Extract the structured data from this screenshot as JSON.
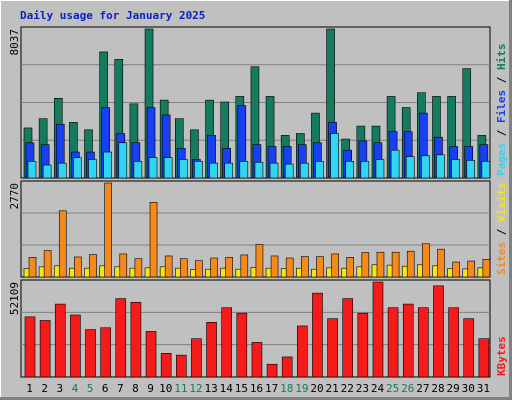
{
  "title": "Daily usage for January 2025",
  "colors": {
    "background": "#c0c0c0",
    "title": "#0a21c8",
    "hits": "#157b5e",
    "files": "#1940f0",
    "pages": "#2ed6f2",
    "visits": "#f5e60f",
    "sites": "#f58a1b",
    "kbytes": "#f51b1b",
    "weekend_label": "#157b5e",
    "weekday_label": "#000000",
    "separator": "#000000"
  },
  "legend": {
    "panel1": [
      "Pages",
      "/",
      "Files",
      "/",
      "Hits"
    ],
    "panel2": [
      "Sites",
      "/",
      "Visits"
    ],
    "panel3": [
      "KBytes"
    ]
  },
  "chart_data": [
    {
      "type": "bar",
      "name": "hits-files-pages",
      "ymax_label": "8037",
      "ylim": [
        0,
        8037
      ],
      "grid": true,
      "legend_position": "right",
      "categories": [
        "1",
        "2",
        "3",
        "4",
        "5",
        "6",
        "7",
        "8",
        "9",
        "10",
        "11",
        "12",
        "13",
        "14",
        "15",
        "16",
        "17",
        "18",
        "19",
        "20",
        "21",
        "22",
        "23",
        "24",
        "25",
        "26",
        "27",
        "28",
        "29",
        "30",
        "31"
      ],
      "series": [
        {
          "name": "Hits",
          "values": [
            2700,
            3200,
            4300,
            3000,
            2600,
            6800,
            6400,
            4000,
            8037,
            4200,
            3200,
            2600,
            4200,
            4100,
            4400,
            6000,
            4400,
            2300,
            2400,
            3500,
            8037,
            2100,
            2800,
            2800,
            4400,
            3800,
            4600,
            4400,
            4400,
            5900,
            2300
          ]
        },
        {
          "name": "Files",
          "values": [
            1900,
            1800,
            2900,
            1400,
            1400,
            3800,
            2400,
            1900,
            3800,
            3400,
            1600,
            1000,
            2300,
            1600,
            3900,
            1800,
            1700,
            1700,
            1800,
            1900,
            3000,
            1500,
            2000,
            1900,
            2500,
            2500,
            3500,
            2200,
            1700,
            1700,
            1800
          ]
        },
        {
          "name": "Pages",
          "values": [
            900,
            700,
            800,
            1100,
            1000,
            1400,
            1900,
            900,
            1100,
            1100,
            1000,
            900,
            800,
            800,
            900,
            850,
            800,
            750,
            800,
            900,
            2400,
            900,
            900,
            1000,
            1500,
            1150,
            1200,
            1250,
            1000,
            950,
            900
          ]
        }
      ]
    },
    {
      "type": "bar",
      "name": "sites-visits",
      "ymax_label": "2770",
      "ylim": [
        0,
        2770
      ],
      "grid": true,
      "legend_position": "right",
      "categories": [
        "1",
        "2",
        "3",
        "4",
        "5",
        "6",
        "7",
        "8",
        "9",
        "10",
        "11",
        "12",
        "13",
        "14",
        "15",
        "16",
        "17",
        "18",
        "19",
        "20",
        "21",
        "22",
        "23",
        "24",
        "25",
        "26",
        "27",
        "28",
        "29",
        "30",
        "31"
      ],
      "series": [
        {
          "name": "Visits",
          "values": [
            250,
            300,
            330,
            260,
            260,
            330,
            300,
            260,
            270,
            300,
            260,
            220,
            230,
            260,
            230,
            280,
            260,
            250,
            260,
            230,
            270,
            260,
            300,
            360,
            350,
            320,
            360,
            330,
            250,
            240,
            270
          ]
        },
        {
          "name": "Sites",
          "values": [
            580,
            780,
            1950,
            590,
            660,
            2770,
            680,
            540,
            2200,
            620,
            540,
            480,
            560,
            580,
            650,
            960,
            620,
            560,
            600,
            600,
            680,
            580,
            720,
            730,
            730,
            760,
            980,
            820,
            440,
            470,
            520
          ]
        }
      ]
    },
    {
      "type": "bar",
      "name": "kbytes",
      "ymax_label": "52109",
      "ylim": [
        0,
        52109
      ],
      "grid": true,
      "legend_position": "right",
      "categories": [
        "1",
        "2",
        "3",
        "4",
        "5",
        "6",
        "7",
        "8",
        "9",
        "10",
        "11",
        "12",
        "13",
        "14",
        "15",
        "16",
        "17",
        "18",
        "19",
        "20",
        "21",
        "22",
        "23",
        "24",
        "25",
        "26",
        "27",
        "28",
        "29",
        "30",
        "31"
      ],
      "series": [
        {
          "name": "KBytes",
          "values": [
            33000,
            31000,
            40000,
            34000,
            26000,
            27000,
            43000,
            41000,
            25000,
            13000,
            12000,
            21000,
            30000,
            38000,
            35000,
            19000,
            7000,
            11000,
            28000,
            46000,
            32000,
            43000,
            35000,
            52109,
            38000,
            40000,
            38000,
            50000,
            38000,
            32000,
            21000
          ]
        }
      ]
    }
  ],
  "day_labels": [
    {
      "label": "1",
      "weekend": false
    },
    {
      "label": "2",
      "weekend": false
    },
    {
      "label": "3",
      "weekend": false
    },
    {
      "label": "4",
      "weekend": true
    },
    {
      "label": "5",
      "weekend": true
    },
    {
      "label": "6",
      "weekend": false
    },
    {
      "label": "7",
      "weekend": false
    },
    {
      "label": "8",
      "weekend": false
    },
    {
      "label": "9",
      "weekend": false
    },
    {
      "label": "10",
      "weekend": false
    },
    {
      "label": "11",
      "weekend": true
    },
    {
      "label": "12",
      "weekend": true
    },
    {
      "label": "13",
      "weekend": false
    },
    {
      "label": "14",
      "weekend": false
    },
    {
      "label": "15",
      "weekend": false
    },
    {
      "label": "16",
      "weekend": false
    },
    {
      "label": "17",
      "weekend": false
    },
    {
      "label": "18",
      "weekend": true
    },
    {
      "label": "19",
      "weekend": true
    },
    {
      "label": "20",
      "weekend": false
    },
    {
      "label": "21",
      "weekend": false
    },
    {
      "label": "22",
      "weekend": false
    },
    {
      "label": "23",
      "weekend": false
    },
    {
      "label": "24",
      "weekend": false
    },
    {
      "label": "25",
      "weekend": true
    },
    {
      "label": "26",
      "weekend": true
    },
    {
      "label": "27",
      "weekend": false
    },
    {
      "label": "28",
      "weekend": false
    },
    {
      "label": "29",
      "weekend": false
    },
    {
      "label": "30",
      "weekend": false
    },
    {
      "label": "31",
      "weekend": false
    }
  ]
}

-=-=-=-=-

== Instructions to follow ==
Omit all pictures while transcribing the entries verbatim.

== Solution to the exercise ==
Extract the structured data from this screenshot as JSON.
{
  "title": "Daily usage for January 2025",
  "colors": {
    "background": "#c0c0c0",
    "title": "#0a21c8",
    "hits": "#157b5e",
    "files": "#1940f0",
    "pages": "#2ed6f2",
    "visits": "#f5e60f",
    "sites": "#f58a1b",
    "kbytes": "#f51b1b",
    "weekend_label": "#157b5e",
    "weekday_label": "#000000",
    "separator": "#000000"
  },
  "legend": {
    "panel1": [
      "Pages",
      "/",
      "Files",
      "/",
      "Hits"
    ],
    "panel2": [
      "Sites",
      "/",
      "Visits"
    ],
    "panel3": [
      "KBytes"
    ]
  },
  "chart_data": [
    {
      "type": "bar",
      "name": "hits-files-pages",
      "ymax_label": "8037",
      "ylim": [
        0,
        8037
      ],
      "grid": true,
      "legend_position": "right",
      "categories": [
        "1",
        "2",
        "3",
        "4",
        "5",
        "6",
        "7",
        "8",
        "9",
        "10",
        "11",
        "12",
        "13",
        "14",
        "15",
        "16",
        "17",
        "18",
        "19",
        "20",
        "21",
        "22",
        "23",
        "24",
        "25",
        "26",
        "27",
        "28",
        "29",
        "30",
        "31"
      ],
      "series": [
        {
          "name": "Hits",
          "values": [
            2700,
            3200,
            4300,
            3000,
            2600,
            6800,
            6400,
            4000,
            8037,
            4200,
            3200,
            2600,
            4200,
            4100,
            4400,
            6000,
            4400,
            2300,
            2400,
            3500,
            8037,
            2100,
            2800,
            2800,
            4400,
            3800,
            4600,
            4400,
            4400,
            5900,
            2300
          ]
        },
        {
          "name": "Files",
          "values": [
            1900,
            1800,
            2900,
            1400,
            1400,
            3800,
            2400,
            1900,
            3800,
            3400,
            1600,
            1000,
            2300,
            1600,
            3900,
            1800,
            1700,
            1700,
            1800,
            1900,
            3000,
            1500,
            2000,
            1900,
            2500,
            2500,
            3500,
            2200,
            1700,
            1700,
            1800
          ]
        },
        {
          "name": "Pages",
          "values": [
            900,
            700,
            800,
            1100,
            1000,
            1400,
            1900,
            900,
            1100,
            1100,
            1000,
            900,
            800,
            800,
            900,
            850,
            800,
            750,
            800,
            900,
            2400,
            900,
            900,
            1000,
            1500,
            1150,
            1200,
            1250,
            1000,
            950,
            900
          ]
        }
      ]
    },
    {
      "type": "bar",
      "name": "sites-visits",
      "ymax_label": "2770",
      "ylim": [
        0,
        2770
      ],
      "grid": true,
      "legend_position": "right",
      "categories": [
        "1",
        "2",
        "3",
        "4",
        "5",
        "6",
        "7",
        "8",
        "9",
        "10",
        "11",
        "12",
        "13",
        "14",
        "15",
        "16",
        "17",
        "18",
        "19",
        "20",
        "21",
        "22",
        "23",
        "24",
        "25",
        "26",
        "27",
        "28",
        "29",
        "30",
        "31"
      ],
      "series": [
        {
          "name": "Visits",
          "values": [
            250,
            300,
            330,
            260,
            260,
            330,
            300,
            260,
            270,
            300,
            260,
            220,
            230,
            260,
            230,
            280,
            260,
            250,
            260,
            230,
            270,
            260,
            300,
            360,
            350,
            320,
            360,
            330,
            250,
            240,
            270
          ]
        },
        {
          "name": "Sites",
          "values": [
            580,
            780,
            1950,
            590,
            660,
            2770,
            680,
            540,
            2200,
            620,
            540,
            480,
            560,
            580,
            650,
            960,
            620,
            560,
            600,
            600,
            680,
            580,
            720,
            730,
            730,
            760,
            980,
            820,
            440,
            470,
            520
          ]
        }
      ]
    },
    {
      "type": "bar",
      "name": "kbytes",
      "ymax_label": "52109",
      "ylim": [
        0,
        52109
      ],
      "grid": true,
      "legend_position": "right",
      "categories": [
        "1",
        "2",
        "3",
        "4",
        "5",
        "6",
        "7",
        "8",
        "9",
        "10",
        "11",
        "12",
        "13",
        "14",
        "15",
        "16",
        "17",
        "18",
        "19",
        "20",
        "21",
        "22",
        "23",
        "24",
        "25",
        "26",
        "27",
        "28",
        "29",
        "30",
        "31"
      ],
      "series": [
        {
          "name": "KBytes",
          "values": [
            33000,
            31000,
            40000,
            34000,
            26000,
            27000,
            43000,
            41000,
            25000,
            13000,
            12000,
            21000,
            30000,
            38000,
            35000,
            19000,
            7000,
            11000,
            28000,
            46000,
            32000,
            43000,
            35000,
            52109,
            38000,
            40000,
            38000,
            50000,
            38000,
            32000,
            21000
          ]
        }
      ]
    }
  ],
  "day_labels": [
    {
      "label": "1",
      "weekend": false
    },
    {
      "label": "2",
      "weekend": false
    },
    {
      "label": "3",
      "weekend": false
    },
    {
      "label": "4",
      "weekend": true
    },
    {
      "label": "5",
      "weekend": true
    },
    {
      "label": "6",
      "weekend": false
    },
    {
      "label": "7",
      "weekend": false
    },
    {
      "label": "8",
      "weekend": false
    },
    {
      "label": "9",
      "weekend": false
    },
    {
      "label": "10",
      "weekend": false
    },
    {
      "label": "11",
      "weekend": true
    },
    {
      "label": "12",
      "weekend": true
    },
    {
      "label": "13",
      "weekend": false
    },
    {
      "label": "14",
      "weekend": false
    },
    {
      "label": "15",
      "weekend": false
    },
    {
      "label": "16",
      "weekend": false
    },
    {
      "label": "17",
      "weekend": false
    },
    {
      "label": "18",
      "weekend": true
    },
    {
      "label": "19",
      "weekend": true
    },
    {
      "label": "20",
      "weekend": false
    },
    {
      "label": "21",
      "weekend": false
    },
    {
      "label": "22",
      "weekend": false
    },
    {
      "label": "23",
      "weekend": false
    },
    {
      "label": "24",
      "weekend": false
    },
    {
      "label": "25",
      "weekend": true
    },
    {
      "label": "26",
      "weekend": true
    },
    {
      "label": "27",
      "weekend": false
    },
    {
      "label": "28",
      "weekend": false
    },
    {
      "label": "29",
      "weekend": false
    },
    {
      "label": "30",
      "weekend": false
    },
    {
      "label": "31",
      "weekend": false
    }
  ]
}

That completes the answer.